• EXERCISE DESCRIPTION:
Work through the listing below and count the lines that hold "employed". Answer with the number alone.

Stored data:

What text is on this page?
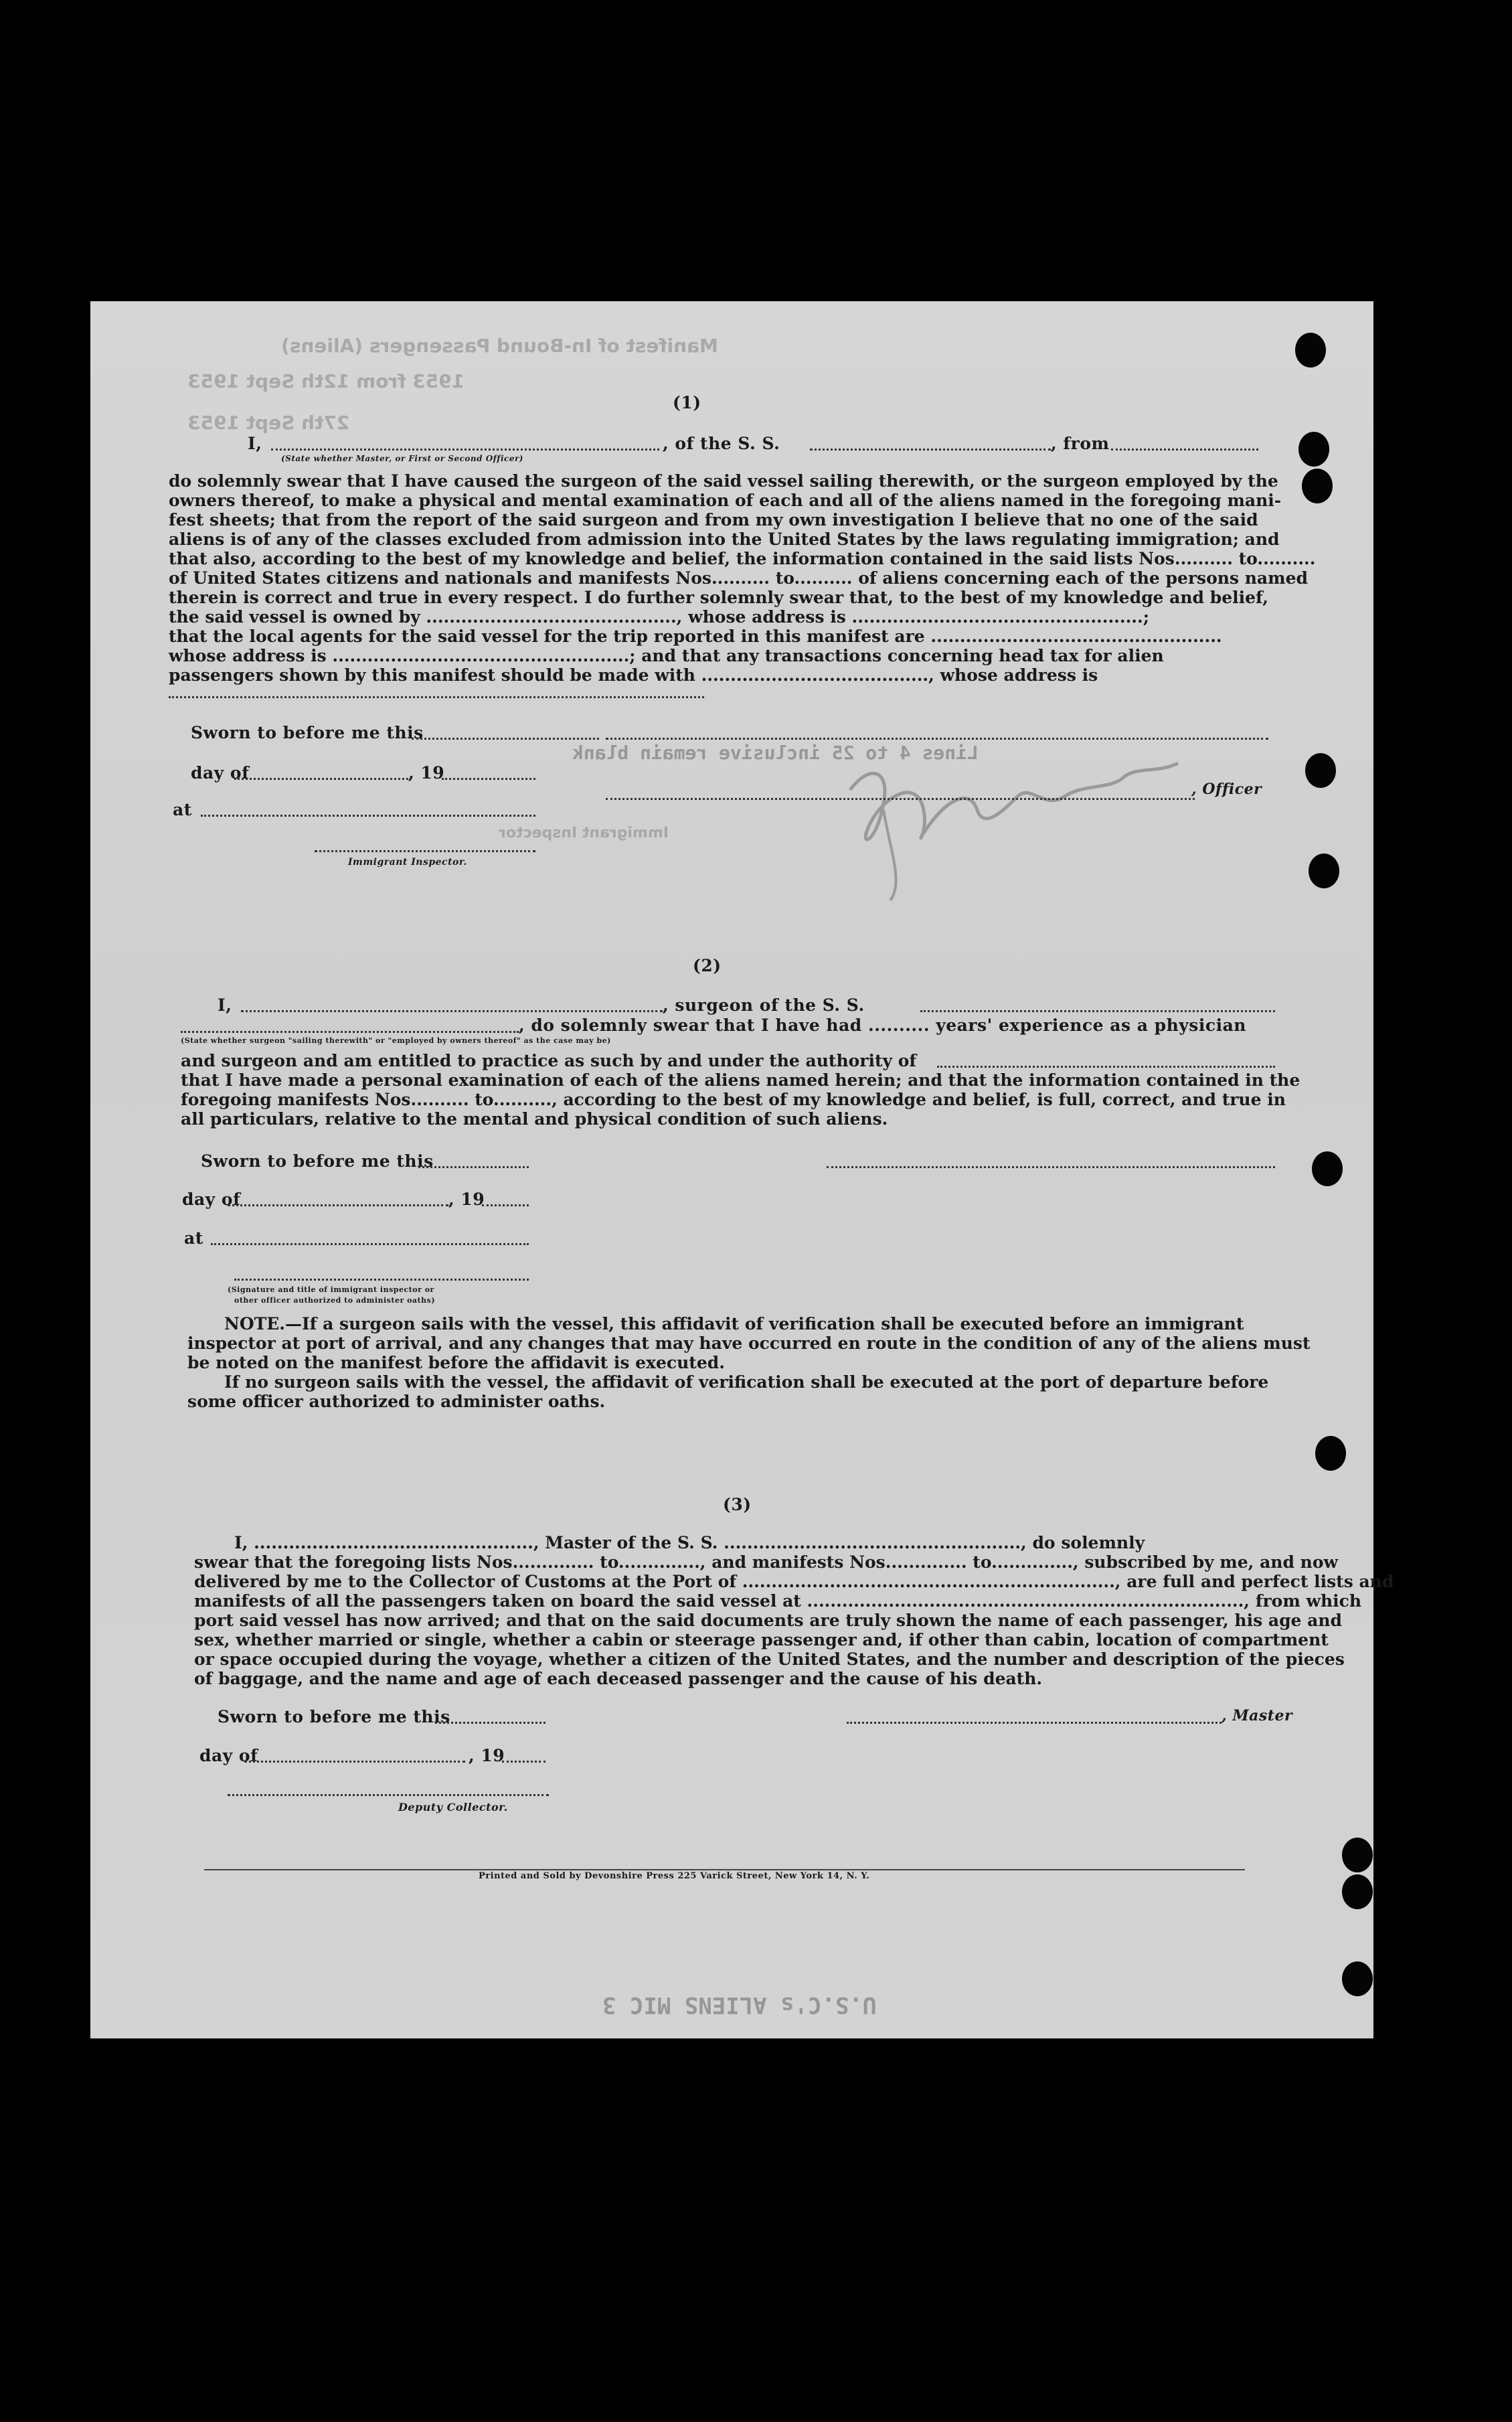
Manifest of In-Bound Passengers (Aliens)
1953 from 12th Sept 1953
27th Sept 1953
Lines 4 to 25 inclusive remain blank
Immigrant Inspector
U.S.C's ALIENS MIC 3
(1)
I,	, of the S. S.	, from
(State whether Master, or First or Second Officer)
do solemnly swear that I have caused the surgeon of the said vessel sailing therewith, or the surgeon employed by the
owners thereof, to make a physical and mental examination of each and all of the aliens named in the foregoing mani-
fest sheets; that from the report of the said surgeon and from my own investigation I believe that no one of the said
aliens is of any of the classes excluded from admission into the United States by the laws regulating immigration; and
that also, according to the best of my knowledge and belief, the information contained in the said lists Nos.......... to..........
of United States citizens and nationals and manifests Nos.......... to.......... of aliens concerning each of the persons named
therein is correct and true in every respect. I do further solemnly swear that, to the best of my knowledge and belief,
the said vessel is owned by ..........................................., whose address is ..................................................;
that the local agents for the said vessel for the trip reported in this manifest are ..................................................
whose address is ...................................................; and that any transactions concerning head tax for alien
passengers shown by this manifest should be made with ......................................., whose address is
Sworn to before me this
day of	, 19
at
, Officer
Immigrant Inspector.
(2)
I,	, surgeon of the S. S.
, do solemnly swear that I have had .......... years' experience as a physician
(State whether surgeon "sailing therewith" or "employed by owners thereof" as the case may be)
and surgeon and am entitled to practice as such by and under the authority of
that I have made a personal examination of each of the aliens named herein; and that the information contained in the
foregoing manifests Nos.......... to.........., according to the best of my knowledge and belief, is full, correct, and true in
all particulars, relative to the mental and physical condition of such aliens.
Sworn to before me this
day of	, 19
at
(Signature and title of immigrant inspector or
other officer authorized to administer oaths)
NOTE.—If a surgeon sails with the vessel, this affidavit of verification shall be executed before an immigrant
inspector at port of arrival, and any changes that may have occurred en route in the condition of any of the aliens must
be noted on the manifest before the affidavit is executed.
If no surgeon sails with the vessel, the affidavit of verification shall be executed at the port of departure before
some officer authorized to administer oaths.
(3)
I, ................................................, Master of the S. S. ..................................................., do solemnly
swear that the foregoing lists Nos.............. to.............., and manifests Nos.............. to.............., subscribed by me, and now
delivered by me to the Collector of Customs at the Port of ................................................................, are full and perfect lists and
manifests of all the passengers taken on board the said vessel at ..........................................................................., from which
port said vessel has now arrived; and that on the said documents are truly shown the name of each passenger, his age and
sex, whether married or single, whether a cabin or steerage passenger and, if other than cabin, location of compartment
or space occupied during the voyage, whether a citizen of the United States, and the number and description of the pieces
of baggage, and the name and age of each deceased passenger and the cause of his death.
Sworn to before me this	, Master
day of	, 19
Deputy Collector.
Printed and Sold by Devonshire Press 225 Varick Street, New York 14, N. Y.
* * *
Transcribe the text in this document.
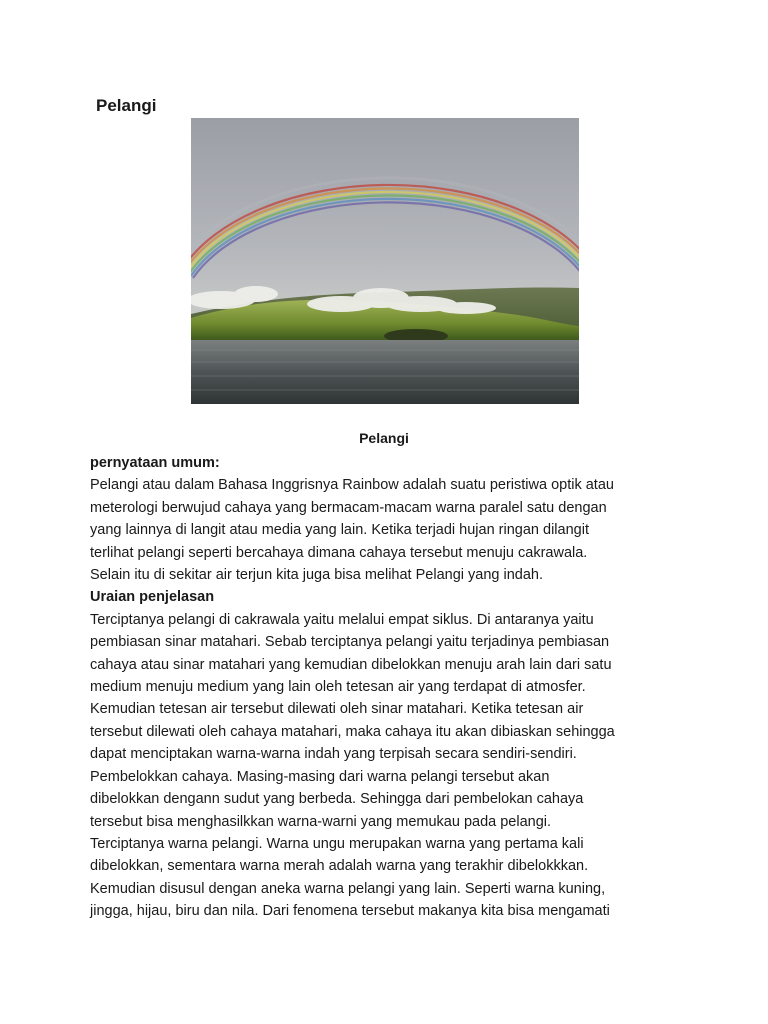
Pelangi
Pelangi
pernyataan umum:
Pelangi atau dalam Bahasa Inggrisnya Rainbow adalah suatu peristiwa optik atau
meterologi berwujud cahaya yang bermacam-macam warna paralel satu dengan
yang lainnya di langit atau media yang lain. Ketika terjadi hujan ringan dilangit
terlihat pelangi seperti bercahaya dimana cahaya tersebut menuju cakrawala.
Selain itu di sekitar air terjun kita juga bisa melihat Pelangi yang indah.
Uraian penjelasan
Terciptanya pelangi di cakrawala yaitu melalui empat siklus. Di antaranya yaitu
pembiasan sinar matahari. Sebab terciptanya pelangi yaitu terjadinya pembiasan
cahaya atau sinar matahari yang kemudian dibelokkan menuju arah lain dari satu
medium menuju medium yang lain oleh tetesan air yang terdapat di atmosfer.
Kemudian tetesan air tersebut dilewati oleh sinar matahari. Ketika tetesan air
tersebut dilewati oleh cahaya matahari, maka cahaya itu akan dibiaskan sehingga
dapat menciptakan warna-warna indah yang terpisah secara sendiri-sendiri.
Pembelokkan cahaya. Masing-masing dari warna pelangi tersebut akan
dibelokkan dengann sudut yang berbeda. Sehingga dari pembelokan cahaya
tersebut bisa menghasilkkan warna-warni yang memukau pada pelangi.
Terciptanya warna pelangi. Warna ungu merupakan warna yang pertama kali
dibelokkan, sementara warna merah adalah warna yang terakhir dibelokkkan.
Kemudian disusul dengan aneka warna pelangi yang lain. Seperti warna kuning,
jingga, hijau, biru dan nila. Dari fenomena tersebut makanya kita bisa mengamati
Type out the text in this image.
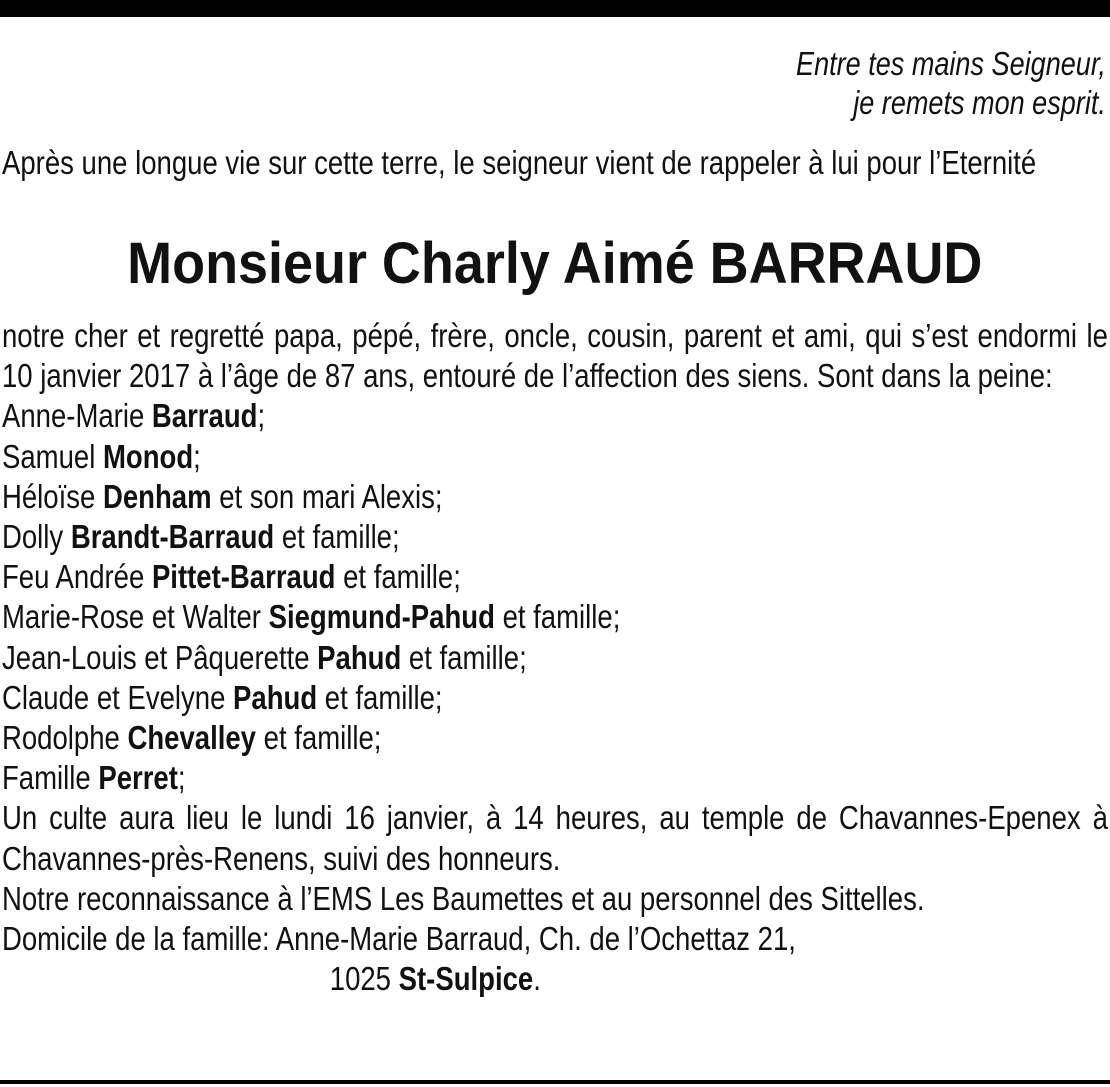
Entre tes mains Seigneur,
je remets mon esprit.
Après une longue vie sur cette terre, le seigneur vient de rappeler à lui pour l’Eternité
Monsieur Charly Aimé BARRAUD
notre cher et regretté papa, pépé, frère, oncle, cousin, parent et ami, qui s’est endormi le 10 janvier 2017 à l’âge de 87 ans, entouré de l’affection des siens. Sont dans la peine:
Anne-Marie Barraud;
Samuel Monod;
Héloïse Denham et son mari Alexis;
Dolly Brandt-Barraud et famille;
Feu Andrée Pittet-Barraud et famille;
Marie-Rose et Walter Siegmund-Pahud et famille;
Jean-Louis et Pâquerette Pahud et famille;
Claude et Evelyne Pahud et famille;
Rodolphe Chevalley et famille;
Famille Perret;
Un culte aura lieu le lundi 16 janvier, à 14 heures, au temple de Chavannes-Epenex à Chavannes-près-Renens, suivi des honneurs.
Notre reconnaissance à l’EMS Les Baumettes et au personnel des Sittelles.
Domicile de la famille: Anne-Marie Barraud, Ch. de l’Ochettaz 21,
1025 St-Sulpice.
...
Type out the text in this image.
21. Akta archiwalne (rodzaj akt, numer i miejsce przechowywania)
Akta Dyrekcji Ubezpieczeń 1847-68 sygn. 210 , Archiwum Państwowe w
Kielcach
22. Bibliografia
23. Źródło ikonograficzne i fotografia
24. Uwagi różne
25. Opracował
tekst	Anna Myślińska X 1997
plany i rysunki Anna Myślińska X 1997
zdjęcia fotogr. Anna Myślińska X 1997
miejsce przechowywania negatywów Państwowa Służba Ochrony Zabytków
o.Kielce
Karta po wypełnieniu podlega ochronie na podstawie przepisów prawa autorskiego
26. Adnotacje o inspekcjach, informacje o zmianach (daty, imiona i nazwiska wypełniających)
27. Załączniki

• EXERCISE RESULT:
2